### REQUIRED TASK:
Return every entry exactly.

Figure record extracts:
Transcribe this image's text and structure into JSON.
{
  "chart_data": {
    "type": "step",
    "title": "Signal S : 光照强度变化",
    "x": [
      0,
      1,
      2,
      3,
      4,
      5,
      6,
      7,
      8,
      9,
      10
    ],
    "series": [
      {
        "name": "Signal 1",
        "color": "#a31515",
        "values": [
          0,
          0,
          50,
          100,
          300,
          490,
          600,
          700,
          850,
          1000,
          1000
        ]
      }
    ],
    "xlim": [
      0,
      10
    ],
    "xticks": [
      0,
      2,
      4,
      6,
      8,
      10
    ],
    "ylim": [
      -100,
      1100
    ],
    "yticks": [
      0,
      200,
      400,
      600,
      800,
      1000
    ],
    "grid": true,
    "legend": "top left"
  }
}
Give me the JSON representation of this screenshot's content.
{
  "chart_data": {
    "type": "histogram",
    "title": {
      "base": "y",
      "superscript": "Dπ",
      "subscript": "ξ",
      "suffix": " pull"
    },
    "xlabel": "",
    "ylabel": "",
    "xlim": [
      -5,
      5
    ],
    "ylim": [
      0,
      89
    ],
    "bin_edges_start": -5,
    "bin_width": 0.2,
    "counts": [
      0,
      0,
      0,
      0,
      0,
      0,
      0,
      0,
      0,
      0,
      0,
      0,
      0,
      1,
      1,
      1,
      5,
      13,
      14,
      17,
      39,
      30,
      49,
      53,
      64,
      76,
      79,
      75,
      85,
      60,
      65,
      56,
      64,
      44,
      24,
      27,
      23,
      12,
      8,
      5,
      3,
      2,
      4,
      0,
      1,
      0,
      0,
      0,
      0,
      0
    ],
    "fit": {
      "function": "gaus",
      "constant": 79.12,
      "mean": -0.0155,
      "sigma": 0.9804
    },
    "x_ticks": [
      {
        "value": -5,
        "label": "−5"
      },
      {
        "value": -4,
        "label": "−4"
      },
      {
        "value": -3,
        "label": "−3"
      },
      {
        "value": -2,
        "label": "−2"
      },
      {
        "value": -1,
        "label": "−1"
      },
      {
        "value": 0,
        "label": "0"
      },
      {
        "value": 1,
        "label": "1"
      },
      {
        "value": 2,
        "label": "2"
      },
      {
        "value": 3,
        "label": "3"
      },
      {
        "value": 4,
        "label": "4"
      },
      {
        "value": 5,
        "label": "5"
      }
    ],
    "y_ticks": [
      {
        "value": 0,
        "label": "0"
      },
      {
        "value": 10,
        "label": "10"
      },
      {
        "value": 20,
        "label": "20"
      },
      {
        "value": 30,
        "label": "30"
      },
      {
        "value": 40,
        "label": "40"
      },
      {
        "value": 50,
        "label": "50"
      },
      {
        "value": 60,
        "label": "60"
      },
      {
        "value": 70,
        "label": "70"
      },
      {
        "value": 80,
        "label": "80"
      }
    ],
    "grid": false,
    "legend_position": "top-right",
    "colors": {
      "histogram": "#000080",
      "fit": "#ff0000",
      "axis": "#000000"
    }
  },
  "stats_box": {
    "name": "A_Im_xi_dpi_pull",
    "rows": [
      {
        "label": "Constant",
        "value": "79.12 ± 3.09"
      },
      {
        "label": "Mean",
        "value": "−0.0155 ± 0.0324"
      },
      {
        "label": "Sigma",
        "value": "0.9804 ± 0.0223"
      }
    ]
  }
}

### EXERCISE SOLUTION:
Transcribe this image's text and structure into JSON.
{
  "chart_data": {
    "type": "step",
    "title": "Signal S : 光照强度变化",
    "x": [
      0,
      1,
      2,
      3,
      4,
      5,
      6,
      7,
      8,
      9,
      10
    ],
    "series": [
      {
        "name": "Signal 1",
        "color": "#a31515",
        "values": [
          0,
          0,
          50,
          100,
          300,
          490,
          600,
          700,
          850,
          1000,
          1000
        ]
      }
    ],
    "xlim": [
      0,
      10
    ],
    "xticks": [
      0,
      2,
      4,
      6,
      8,
      10
    ],
    "ylim": [
      -100,
      1100
    ],
    "yticks": [
      0,
      200,
      400,
      600,
      800,
      1000
    ],
    "grid": true,
    "legend": "top left"
  }
}
Give me the JSON representation of this screenshot's content.
{
  "chart_data": {
    "type": "histogram",
    "title": {
      "base": "y",
      "superscript": "Dπ",
      "subscript": "ξ",
      "suffix": " pull"
    },
    "xlabel": "",
    "ylabel": "",
    "xlim": [
      -5,
      5
    ],
    "ylim": [
      0,
      89
    ],
    "bin_edges_start": -5,
    "bin_width": 0.2,
    "counts": [
      0,
      0,
      0,
      0,
      0,
      0,
      0,
      0,
      0,
      0,
      0,
      0,
      0,
      1,
      1,
      1,
      5,
      13,
      14,
      17,
      39,
      30,
      49,
      53,
      64,
      76,
      79,
      75,
      85,
      60,
      65,
      56,
      64,
      44,
      24,
      27,
      23,
      12,
      8,
      5,
      3,
      2,
      4,
      0,
      1,
      0,
      0,
      0,
      0,
      0
    ],
    "fit": {
      "function": "gaus",
      "constant": 79.12,
      "mean": -0.0155,
      "sigma": 0.9804
    },
    "x_ticks": [
      {
        "value": -5,
        "label": "−5"
      },
      {
        "value": -4,
        "label": "−4"
      },
      {
        "value": -3,
        "label": "−3"
      },
      {
        "value": -2,
        "label": "−2"
      },
      {
        "value": -1,
        "label": "−1"
      },
      {
        "value": 0,
        "label": "0"
      },
      {
        "value": 1,
        "label": "1"
      },
      {
        "value": 2,
        "label": "2"
      },
      {
        "value": 3,
        "label": "3"
      },
      {
        "value": 4,
        "label": "4"
      },
      {
        "value": 5,
        "label": "5"
      }
    ],
    "y_ticks": [
      {
        "value": 0,
        "label": "0"
      },
      {
        "value": 10,
        "label": "10"
      },
      {
        "value": 20,
        "label": "20"
      },
      {
        "value": 30,
        "label": "30"
      },
      {
        "value": 40,
        "label": "40"
      },
      {
        "value": 50,
        "label": "50"
      },
      {
        "value": 60,
        "label": "60"
      },
      {
        "value": 70,
        "label": "70"
      },
      {
        "value": 80,
        "label": "80"
      }
    ],
    "grid": false,
    "legend_position": "top-right",
    "colors": {
      "histogram": "#000080",
      "fit": "#ff0000",
      "axis": "#000000"
    }
  },
  "stats_box": {
    "name": "A_Im_xi_dpi_pull",
    "rows": [
      {
        "label": "Constant",
        "value": "79.12 ± 3.09"
      },
      {
        "label": "Mean",
        "value": "−0.0155 ± 0.0324"
      },
      {
        "label": "Sigma",
        "value": "0.9804 ± 0.0223"
      }
    ]
  }
}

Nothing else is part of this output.